Data listing:
##############################

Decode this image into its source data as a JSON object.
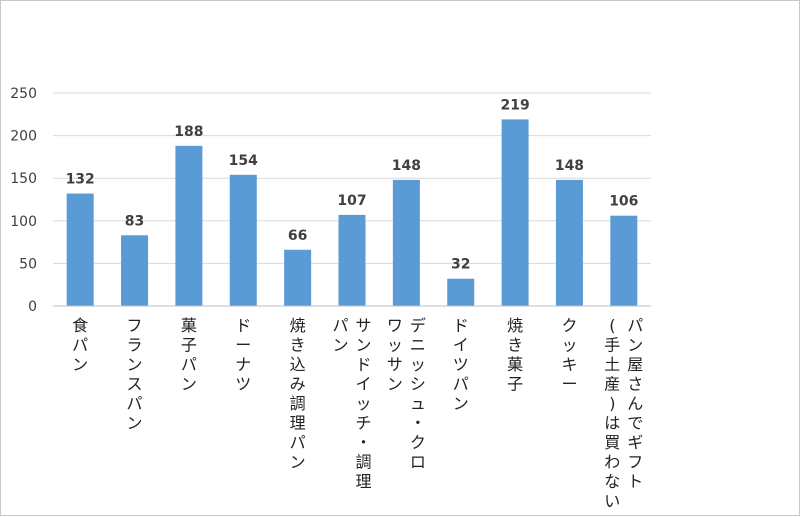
{
  "chart_data": {
    "type": "bar",
    "title": "",
    "xlabel": "",
    "ylabel": "",
    "categories": [
      "食パン",
      "フランスパン",
      "菓子パン",
      "ドーナツ",
      "焼き込み調理パン",
      "サンドイッチ・調理パン",
      "デニッシュ・クロワッサン",
      "ドイツパン",
      "焼き菓子",
      "クッキー",
      "パン屋さんでギフト(手土産)は買わない"
    ],
    "category_label_columns": [
      [
        "食パン"
      ],
      [
        "フランスパン"
      ],
      [
        "菓子パン"
      ],
      [
        "ドーナツ"
      ],
      [
        "焼き込み調理パン"
      ],
      [
        "サンドイッチ・調理",
        "パン"
      ],
      [
        "デニッシュ・クロ",
        "ワッサン"
      ],
      [
        "ドイツパン"
      ],
      [
        "焼き菓子"
      ],
      [
        "クッキー"
      ],
      [
        "パン屋さんでギフト",
        "(手土産)は買わない"
      ]
    ],
    "values": [
      132,
      83,
      188,
      154,
      66,
      107,
      148,
      32,
      219,
      148,
      106
    ],
    "ylim": [
      0,
      250
    ],
    "yticks": [
      0,
      50,
      100,
      150,
      200,
      250
    ],
    "grid": true,
    "legend": "none",
    "bar_color": "#5b9bd5",
    "grid_color": "#d9d9d9",
    "axis_color": "#bfbfbf"
  }
}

##############################

Requirement:
Copy the material above in full and exactly, skipping pictures.

Solution below:
Decode this image into its source data as a JSON object.
{
  "chart_data": {
    "type": "bar",
    "title": "",
    "xlabel": "",
    "ylabel": "",
    "categories": [
      "食パン",
      "フランスパン",
      "菓子パン",
      "ドーナツ",
      "焼き込み調理パン",
      "サンドイッチ・調理パン",
      "デニッシュ・クロワッサン",
      "ドイツパン",
      "焼き菓子",
      "クッキー",
      "パン屋さんでギフト(手土産)は買わない"
    ],
    "category_label_columns": [
      [
        "食パン"
      ],
      [
        "フランスパン"
      ],
      [
        "菓子パン"
      ],
      [
        "ドーナツ"
      ],
      [
        "焼き込み調理パン"
      ],
      [
        "サンドイッチ・調理",
        "パン"
      ],
      [
        "デニッシュ・クロ",
        "ワッサン"
      ],
      [
        "ドイツパン"
      ],
      [
        "焼き菓子"
      ],
      [
        "クッキー"
      ],
      [
        "パン屋さんでギフト",
        "(手土産)は買わない"
      ]
    ],
    "values": [
      132,
      83,
      188,
      154,
      66,
      107,
      148,
      32,
      219,
      148,
      106
    ],
    "ylim": [
      0,
      250
    ],
    "yticks": [
      0,
      50,
      100,
      150,
      200,
      250
    ],
    "grid": true,
    "legend": "none",
    "bar_color": "#5b9bd5",
    "grid_color": "#d9d9d9",
    "axis_color": "#bfbfbf"
  }
}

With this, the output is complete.